"""
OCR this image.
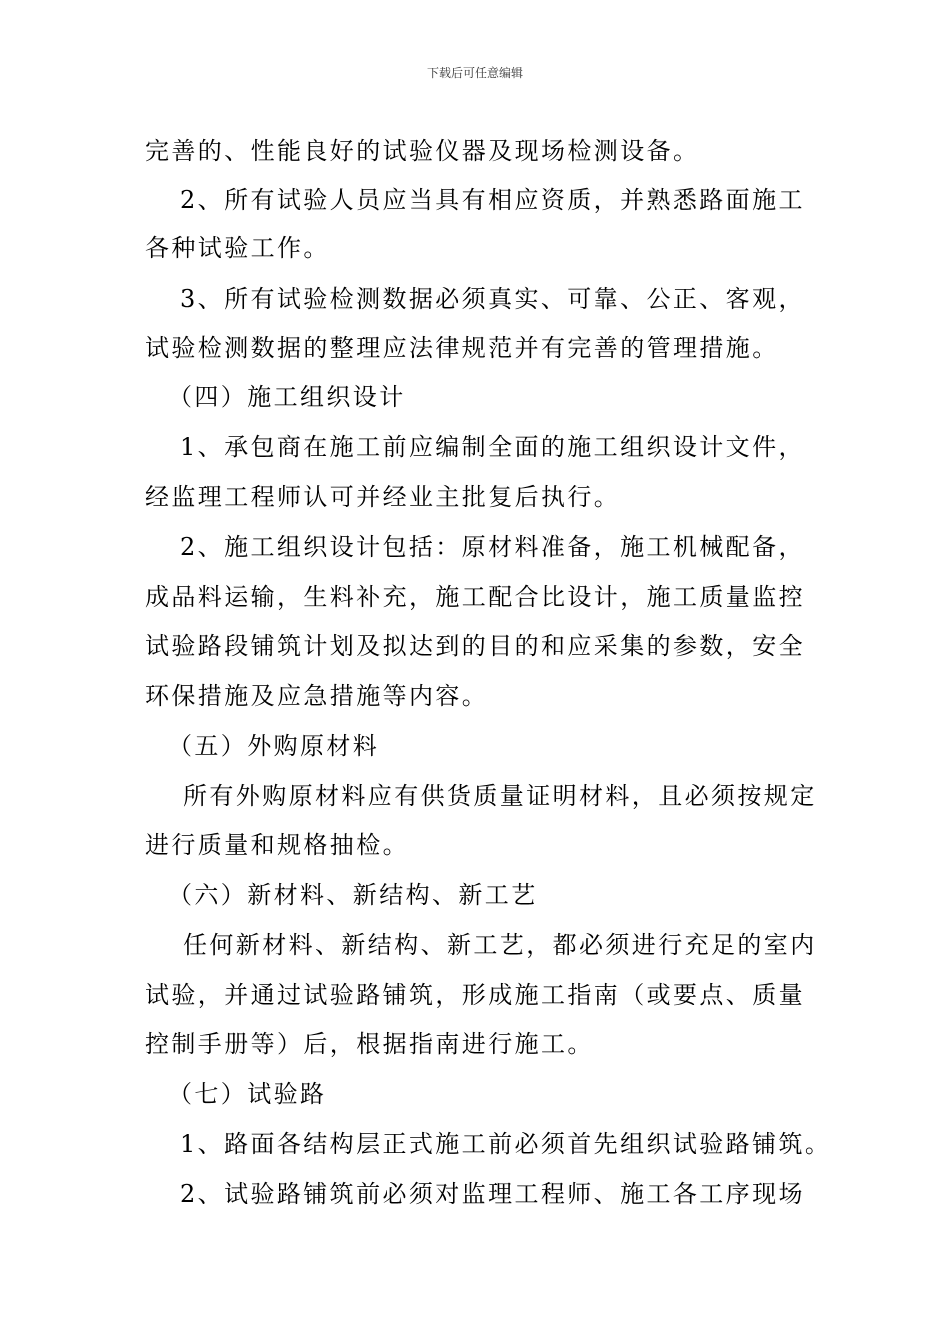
下载后可任意编辑
完善的、性能良好的试验仪器及现场检测设备。
2、所有试验人员应当具有相应资质，并熟悉路面施工
各种试验工作。
3、所有试验检测数据必须真实、可靠、公正、客观，
试验检测数据的整理应法律规范并有完善的管理措施。
（四）施工组织设计
1、承包商在施工前应编制全面的施工组织设计文件，
经监理工程师认可并经业主批复后执行。
2、施工组织设计包括：原材料准备，施工机械配备，
成品料运输，生料补充，施工配合比设计，施工质量监控
试验路段铺筑计划及拟达到的目的和应采集的参数，安全
环保措施及应急措施等内容。
（五）外购原材料
所有外购原材料应有供货质量证明材料，且必须按规定
进行质量和规格抽检。
（六）新材料、新结构、新工艺
任何新材料、新结构、新工艺，都必须进行充足的室内
试验，并通过试验路铺筑，形成施工指南（或要点、质量
控制手册等）后，根据指南进行施工。
（七）试验路
1、路面各结构层正式施工前必须首先组织试验路铺筑。
2、试验路铺筑前必须对监理工程师、施工各工序现场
"""
Exactly reproduce the entries above, minus the pictures.

■ Answer to the task:
OCR this image.
下载后可任意编辑
完善的、性能良好的试验仪器及现场检测设备。
2、所有试验人员应当具有相应资质，并熟悉路面施工
各种试验工作。
3、所有试验检测数据必须真实、可靠、公正、客观，
试验检测数据的整理应法律规范并有完善的管理措施。
（四）施工组织设计
1、承包商在施工前应编制全面的施工组织设计文件，
经监理工程师认可并经业主批复后执行。
2、施工组织设计包括：原材料准备，施工机械配备，
成品料运输，生料补充，施工配合比设计，施工质量监控
试验路段铺筑计划及拟达到的目的和应采集的参数，安全
环保措施及应急措施等内容。
（五）外购原材料
所有外购原材料应有供货质量证明材料，且必须按规定
进行质量和规格抽检。
（六）新材料、新结构、新工艺
任何新材料、新结构、新工艺，都必须进行充足的室内
试验，并通过试验路铺筑，形成施工指南（或要点、质量
控制手册等）后，根据指南进行施工。
（七）试验路
1、路面各结构层正式施工前必须首先组织试验路铺筑。
2、试验路铺筑前必须对监理工程师、施工各工序现场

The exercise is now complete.